▸ **TASK TO CARRY OUT**: Copy everything from the line containing "271, 383, 573]" down to the line containing "280, 1075, 564]", swapping "street-image" for "road-image" and keeping the rest of the data unchanged.

(Element box annotations)
★ ★ ★ ★

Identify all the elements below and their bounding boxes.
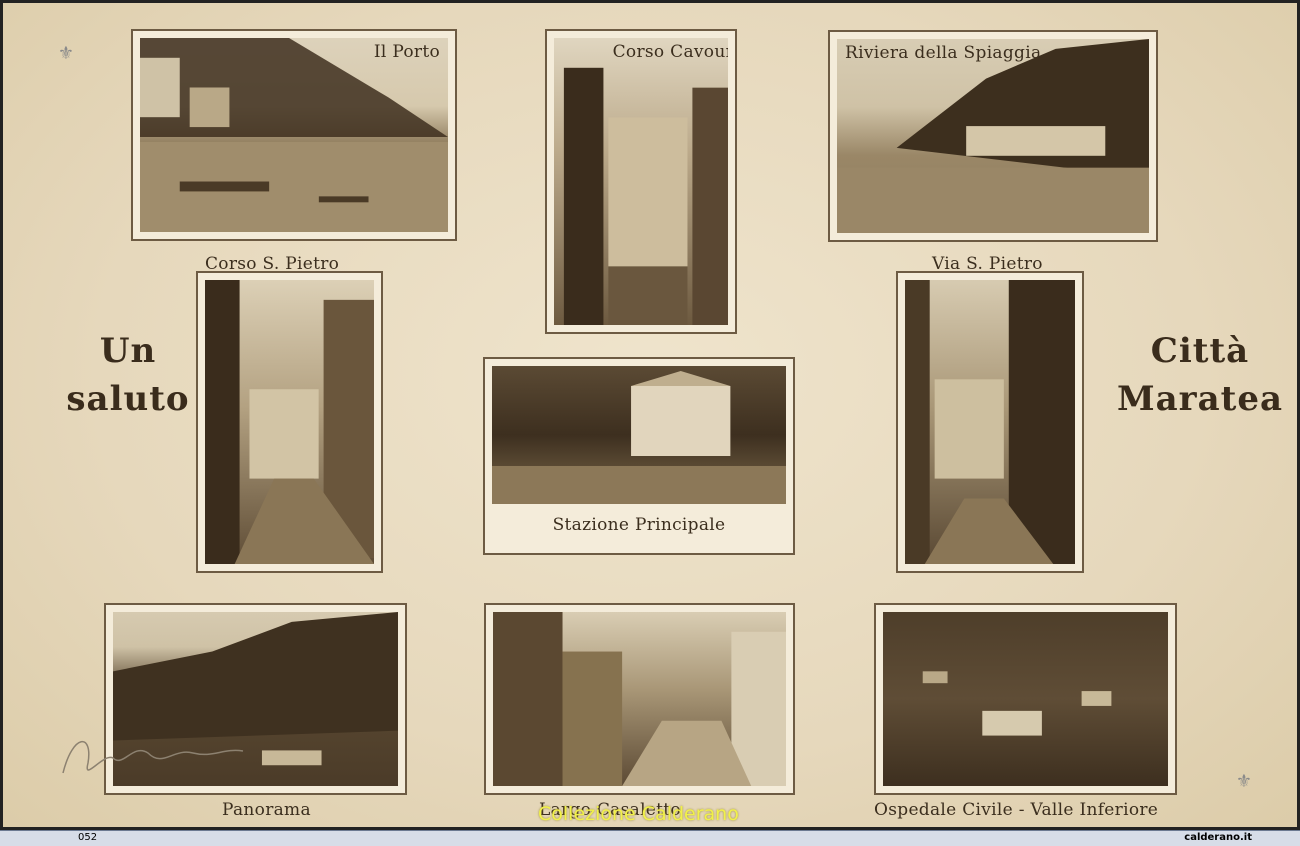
photo-corso-s-pietro	[196, 271, 383, 573]
greeting-word: Città	[1150, 331, 1250, 371]
greeting-word: Un	[99, 331, 157, 371]
postcard: ⚜ ⚜ Il Porto Corso S. Pietro Corso Cavou…	[0, 0, 1300, 830]
photo-caption: Il Porto	[373, 42, 440, 62]
watermark: Collezione Calderano	[538, 803, 739, 825]
valley-image	[883, 612, 1168, 786]
station-image	[492, 366, 786, 504]
crest-icon: ⚜	[57, 43, 75, 64]
coast-image: Riviera della Spiaggia	[837, 39, 1149, 233]
site-link[interactable]: calderano.it	[1184, 832, 1252, 843]
footer-bar: 052 calderano.it	[0, 830, 1300, 846]
photo-ospedale	[874, 603, 1177, 795]
greeting-right: Città Maratea	[1111, 328, 1289, 423]
photo-riviera: Riviera della Spiaggia	[828, 30, 1158, 242]
greeting-word: saluto	[66, 378, 190, 419]
square-image	[493, 612, 786, 786]
photo-corso-cavour: Corso Cavour	[545, 29, 737, 334]
photo-caption: Stazione Principale	[552, 515, 726, 535]
photo-il-porto: Il Porto	[131, 29, 457, 241]
greeting-left: Un saluto	[58, 328, 198, 423]
crest-icon: ⚜	[1235, 771, 1253, 792]
signature	[62, 741, 244, 774]
photo-stazione: Stazione Principale	[483, 357, 795, 555]
harbor-image: Il Porto	[140, 38, 448, 232]
photo-largo-casaletto	[484, 603, 795, 795]
photo-via-s-pietro	[896, 271, 1084, 573]
street-image: Corso Cavour	[554, 38, 728, 325]
photo-caption: Corso Cavour	[612, 42, 728, 62]
street-image	[905, 280, 1075, 564]
image-number: 052	[78, 832, 98, 843]
photo-caption: Panorama	[222, 800, 311, 820]
street-image	[205, 280, 374, 564]
photo-caption: Ospedale Civile - Valle Inferiore	[874, 800, 1159, 820]
greeting-word: Maratea	[1117, 378, 1283, 419]
photo-caption: Riviera della Spiaggia	[845, 43, 1042, 63]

★ ★ ★ ★

▸ **PROBLEM SOLUTION**:
photo-corso-s-pietro	[196, 271, 383, 573]
greeting-word: Città	[1150, 331, 1250, 371]
greeting-word: Un	[99, 331, 157, 371]
postcard: ⚜ ⚜ Il Porto Corso S. Pietro Corso Cavou…	[0, 0, 1300, 830]
photo-caption: Il Porto	[373, 42, 440, 62]
watermark: Collezione Calderano	[538, 803, 739, 825]
valley-image	[883, 612, 1168, 786]
station-image	[492, 366, 786, 504]
crest-icon: ⚜	[57, 43, 75, 64]
coast-image: Riviera della Spiaggia	[837, 39, 1149, 233]
site-link[interactable]: calderano.it	[1184, 832, 1252, 843]
footer-bar: 052 calderano.it	[0, 830, 1300, 846]
photo-ospedale	[874, 603, 1177, 795]
greeting-right: Città Maratea	[1111, 328, 1289, 423]
photo-riviera: Riviera della Spiaggia	[828, 30, 1158, 242]
greeting-word: saluto	[66, 378, 190, 419]
square-image	[493, 612, 786, 786]
photo-corso-cavour: Corso Cavour	[545, 29, 737, 334]
photo-caption: Stazione Principale	[552, 515, 726, 535]
photo-il-porto: Il Porto	[131, 29, 457, 241]
greeting-left: Un saluto	[58, 328, 198, 423]
crest-icon: ⚜	[1235, 771, 1253, 792]
signature	[62, 741, 244, 774]
photo-stazione: Stazione Principale	[483, 357, 795, 555]
harbor-image: Il Porto	[140, 38, 448, 232]
photo-largo-casaletto	[484, 603, 795, 795]
photo-via-s-pietro	[896, 271, 1084, 573]
road-image: Corso Cavour	[554, 38, 728, 325]
photo-caption: Corso Cavour	[612, 42, 728, 62]
road-image	[905, 280, 1075, 564]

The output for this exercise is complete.